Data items

○ ○ ○ ○ ○

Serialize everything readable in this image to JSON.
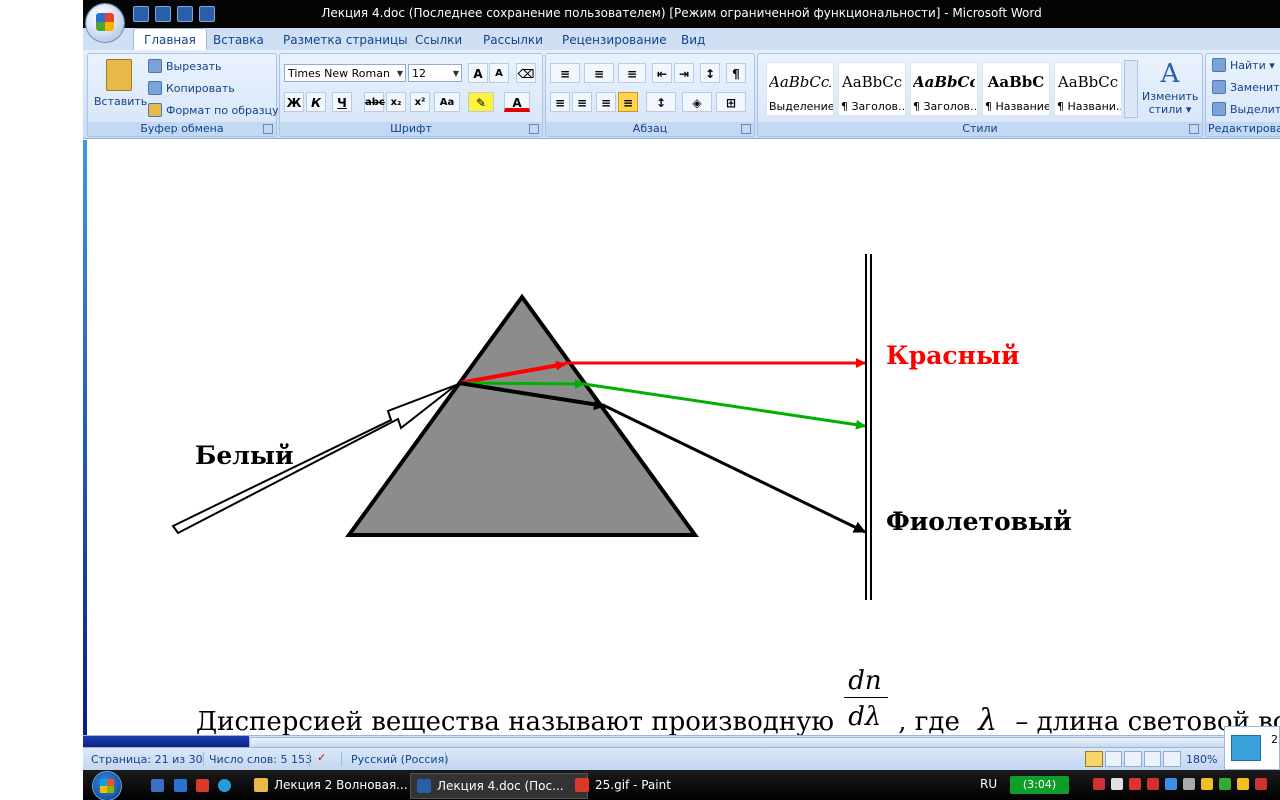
{
  "window": {
    "title": "Лекция 4.doc (Последнее сохранение пользователем) [Режим ограниченной функциональности] - Microsoft Word"
  },
  "ribbon_tabs": [
    "Главная",
    "Вставка",
    "Разметка страницы",
    "Ссылки",
    "Рассылки",
    "Рецензирование",
    "Вид"
  ],
  "clipboard": {
    "paste": "Вставить",
    "cut": "Вырезать",
    "copy": "Копировать",
    "format_painter": "Формат по образцу",
    "label": "Буфер обмена"
  },
  "font": {
    "name": "Times New Roman",
    "size": "12",
    "label": "Шрифт",
    "bold": "Ж",
    "italic": "К",
    "underline": "Ч",
    "strike": "abc",
    "subscript": "x₂",
    "superscript": "x²",
    "case": "Aa",
    "color_letter": "A",
    "grow": "A",
    "shrink": "A"
  },
  "paragraph": {
    "label": "Абзац",
    "pilcrow": "¶"
  },
  "styles": {
    "label": "Стили",
    "items": [
      {
        "sample": "AaBbCcI",
        "name": "Выделение"
      },
      {
        "sample": "AaBbCc",
        "name": "¶ Заголов..."
      },
      {
        "sample": "AaBbCci",
        "name": "¶ Заголов..."
      },
      {
        "sample": "AaBbC",
        "name": "¶ Название"
      },
      {
        "sample": "AaBbCc",
        "name": "¶ Названи..."
      }
    ],
    "change": [
      "Изменить",
      "стили ▾"
    ]
  },
  "editing": {
    "label": "Редактирован",
    "find": "Найти ▾",
    "replace": "Заменит",
    "select": "Выделит"
  },
  "diagram": {
    "label_white": "Белый",
    "label_red": "Красный",
    "label_violet": "Фиолетовый",
    "colors": {
      "prism": "#8c8c8c",
      "red": "#ff0000",
      "green": "#00b000",
      "black": "#000000"
    }
  },
  "document": {
    "line_before": "Дисперсией вещества называют производную",
    "fraction_num": "dn",
    "fraction_den": "dλ",
    "where": ", где",
    "lambda": "λ",
    "line_after": "– длина световой волны в в"
  },
  "statusbar": {
    "page": "Страница: 21 из 30",
    "words": "Число слов: 5 153",
    "language": "Русский (Россия)",
    "zoom": "180%"
  },
  "taskbar": {
    "tasks": [
      "Лекция 2 Волновая...",
      "Лекция 4.doc (Пос...",
      "25.gif - Paint"
    ],
    "lang": "RU",
    "clock": "(3:04)",
    "popup_text": "2"
  }
}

○ ○ ○ ○ ○

▶ Exercise brief
Return only the number of lines in the data above that include the word "sample".

▶ Expected answer
5